● SHORT EXERCISE
Omit the images, then print each record below exactly as it reads.

● Stored data
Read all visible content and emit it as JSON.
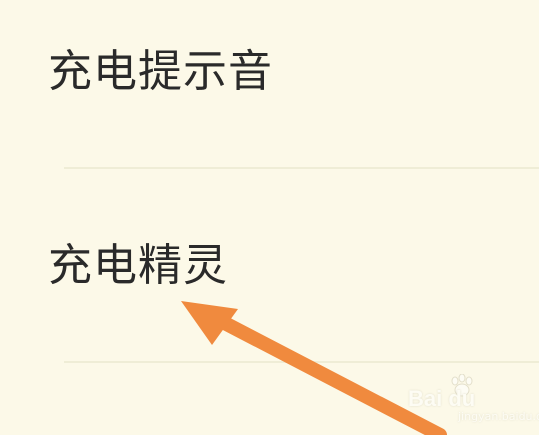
{
  "settings": {
    "items": [
      {
        "label": "充电提示音"
      },
      {
        "label": "充电精灵"
      }
    ]
  },
  "annotation": {
    "arrow_color": "#f08a3e",
    "target": "充电精灵"
  },
  "watermark": {
    "brand": "Bai du",
    "sub": "jingyan.baidu.com"
  },
  "colors": {
    "background": "#fcf9e8",
    "divider": "#efedd6",
    "text": "#2a2a2a"
  }
}
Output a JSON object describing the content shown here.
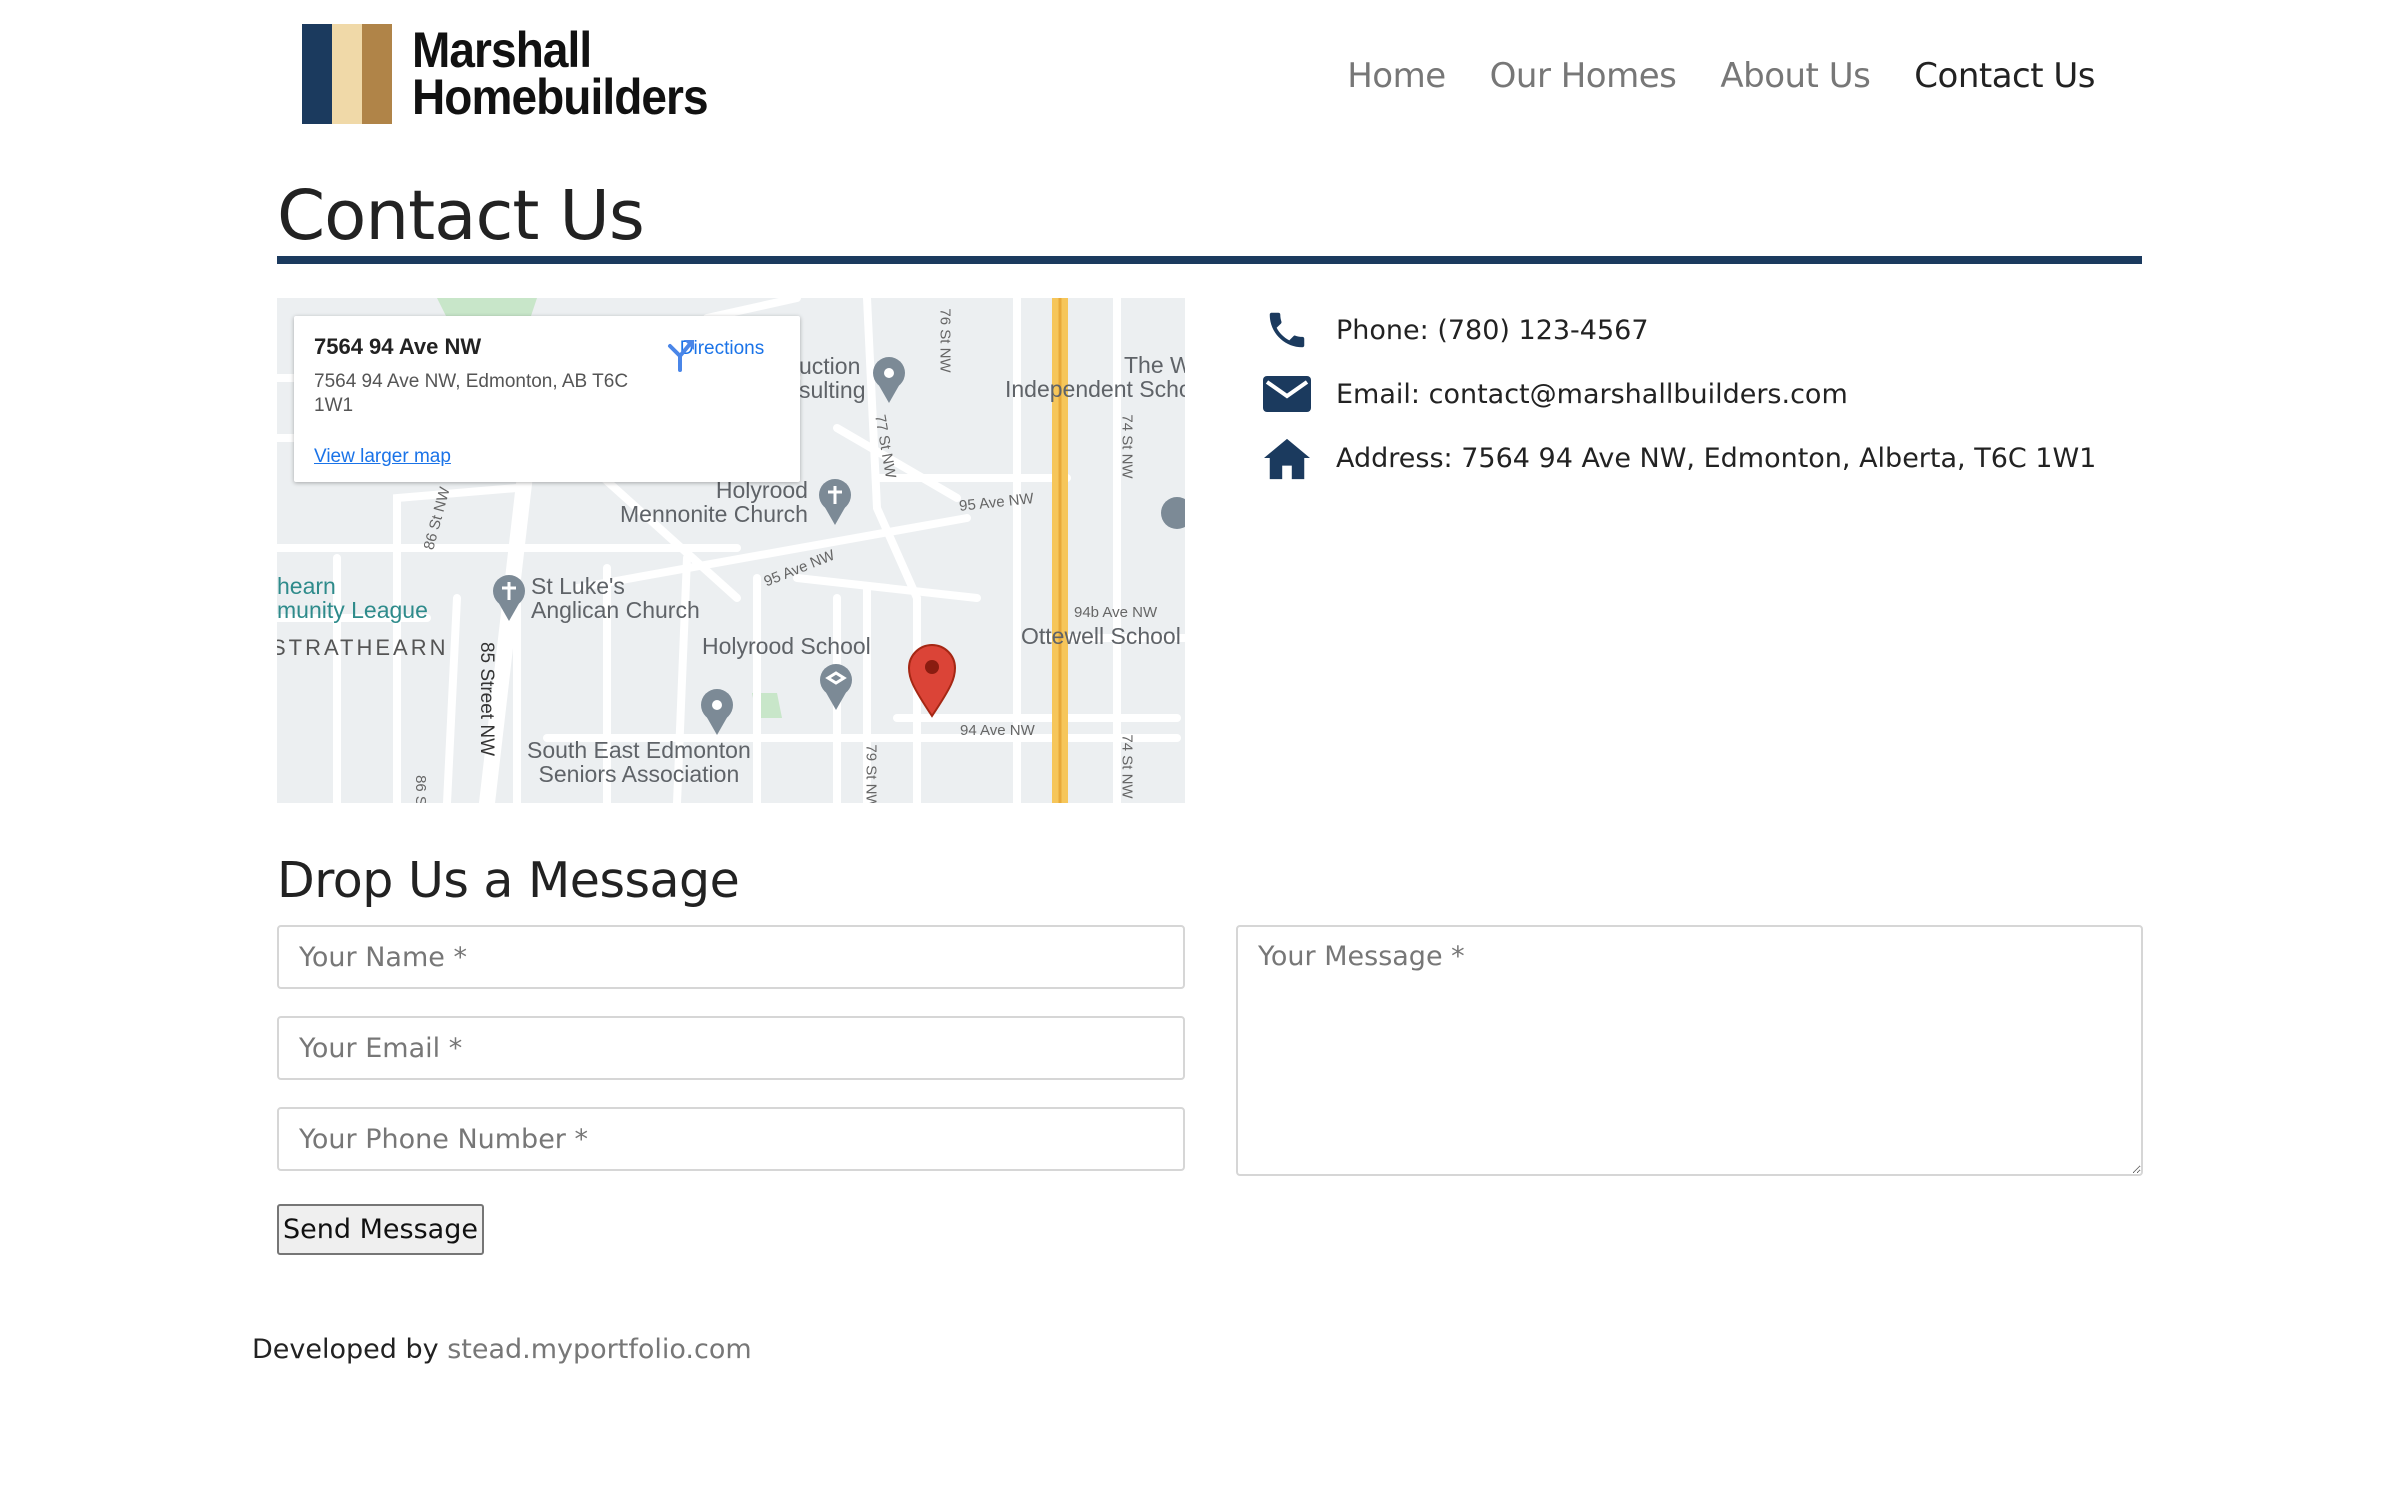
{
  "colors": {
    "navy": "#1b3a5e",
    "gold": "#b08448",
    "cream": "#f0d9a8",
    "accent_rule": "#1b3a5e"
  },
  "logo": {
    "line1": "Marshall",
    "line2": "Homebuilders"
  },
  "nav": {
    "items": [
      {
        "label": "Home"
      },
      {
        "label": "Our Homes"
      },
      {
        "label": "About Us"
      },
      {
        "label": "Contact Us"
      }
    ]
  },
  "page_title": "Contact Us",
  "map": {
    "card_title": "7564 94 Ave NW",
    "card_address": "7564 94 Ave NW, Edmonton, AB T6C 1W1",
    "directions_label": "Directions",
    "larger_map_label": "View larger map",
    "labels": {
      "construction": "uction\nsulting",
      "holyrood_church": "Holyrood\nMennonite Church",
      "st_lukes": "St Luke's\nAnglican Church",
      "holyrood_school": "Holyrood School",
      "se_seniors": "South East Edmonton\nSeniors Association",
      "strathearn": "STRATHEARN",
      "community": "hearn\nmunity League",
      "independent": "The W\nIndependent Scho",
      "ottewell": "Ottewell School",
      "st_85": "85 Street NW",
      "ave_95_a": "95 Ave NW",
      "ave_95_b": "95 Ave NW",
      "ave_94": "94 Ave NW",
      "ave_94b": "94b Ave NW",
      "st_76": "76 St NW",
      "st_77": "77 St NW",
      "st_74_a": "74 St NW",
      "st_74_b": "74 St NW",
      "st_79": "79 St NW",
      "st_86_a": "86 St NW",
      "st_86_b": "86 S"
    }
  },
  "contact": {
    "phone_label": "Phone:",
    "phone_value": "(780) 123-4567",
    "email_label": "Email:",
    "email_value": "contact@marshallbuilders.com",
    "address_label": "Address:",
    "address_value": "7564 94 Ave NW, Edmonton, Alberta, T6C 1W1"
  },
  "form": {
    "title": "Drop Us a Message",
    "name_placeholder": "Your Name *",
    "email_placeholder": "Your Email *",
    "phone_placeholder": "Your Phone Number *",
    "message_placeholder": "Your Message *",
    "send_label": "Send Message"
  },
  "footer": {
    "prefix": "Developed by",
    "link": "stead.myportfolio.com"
  }
}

● RESPONSE TO THE TASK
Read all visible content and emit it as JSON.
{
  "settings": {
    "items": [
      {
        "label": "充电提示音"
      },
      {
        "label": "充电精灵"
      }
    ]
  },
  "annotation": {
    "arrow_color": "#f08a3e",
    "target": "充电精灵"
  },
  "watermark": {
    "brand": "Bai du",
    "sub": "jingyan.baidu.com"
  },
  "colors": {
    "background": "#fcf9e8",
    "divider": "#efedd6",
    "text": "#2a2a2a"
  }
}
Output a JSON object describing the content shown here.
{
  "colors": {
    "navy": "#1b3a5e",
    "gold": "#b08448",
    "cream": "#f0d9a8",
    "accent_rule": "#1b3a5e"
  },
  "logo": {
    "line1": "Marshall",
    "line2": "Homebuilders"
  },
  "nav": {
    "items": [
      {
        "label": "Home"
      },
      {
        "label": "Our Homes"
      },
      {
        "label": "About Us"
      },
      {
        "label": "Contact Us"
      }
    ]
  },
  "page_title": "Contact Us",
  "map": {
    "card_title": "7564 94 Ave NW",
    "card_address": "7564 94 Ave NW, Edmonton, AB T6C 1W1",
    "directions_label": "Directions",
    "larger_map_label": "View larger map",
    "labels": {
      "construction": "uction\nsulting",
      "holyrood_church": "Holyrood\nMennonite Church",
      "st_lukes": "St Luke's\nAnglican Church",
      "holyrood_school": "Holyrood School",
      "se_seniors": "South East Edmonton\nSeniors Association",
      "strathearn": "STRATHEARN",
      "community": "hearn\nmunity League",
      "independent": "The W\nIndependent Scho",
      "ottewell": "Ottewell School",
      "st_85": "85 Street NW",
      "ave_95_a": "95 Ave NW",
      "ave_95_b": "95 Ave NW",
      "ave_94": "94 Ave NW",
      "ave_94b": "94b Ave NW",
      "st_76": "76 St NW",
      "st_77": "77 St NW",
      "st_74_a": "74 St NW",
      "st_74_b": "74 St NW",
      "st_79": "79 St NW",
      "st_86_a": "86 St NW",
      "st_86_b": "86 S"
    }
  },
  "contact": {
    "phone_label": "Phone:",
    "phone_value": "(780) 123-4567",
    "email_label": "Email:",
    "email_value": "contact@marshallbuilders.com",
    "address_label": "Address:",
    "address_value": "7564 94 Ave NW, Edmonton, Alberta, T6C 1W1"
  },
  "form": {
    "title": "Drop Us a Message",
    "name_placeholder": "Your Name *",
    "email_placeholder": "Your Email *",
    "phone_placeholder": "Your Phone Number *",
    "message_placeholder": "Your Message *",
    "send_label": "Send Message"
  },
  "footer": {
    "prefix": "Developed by",
    "link": "stead.myportfolio.com"
  }
}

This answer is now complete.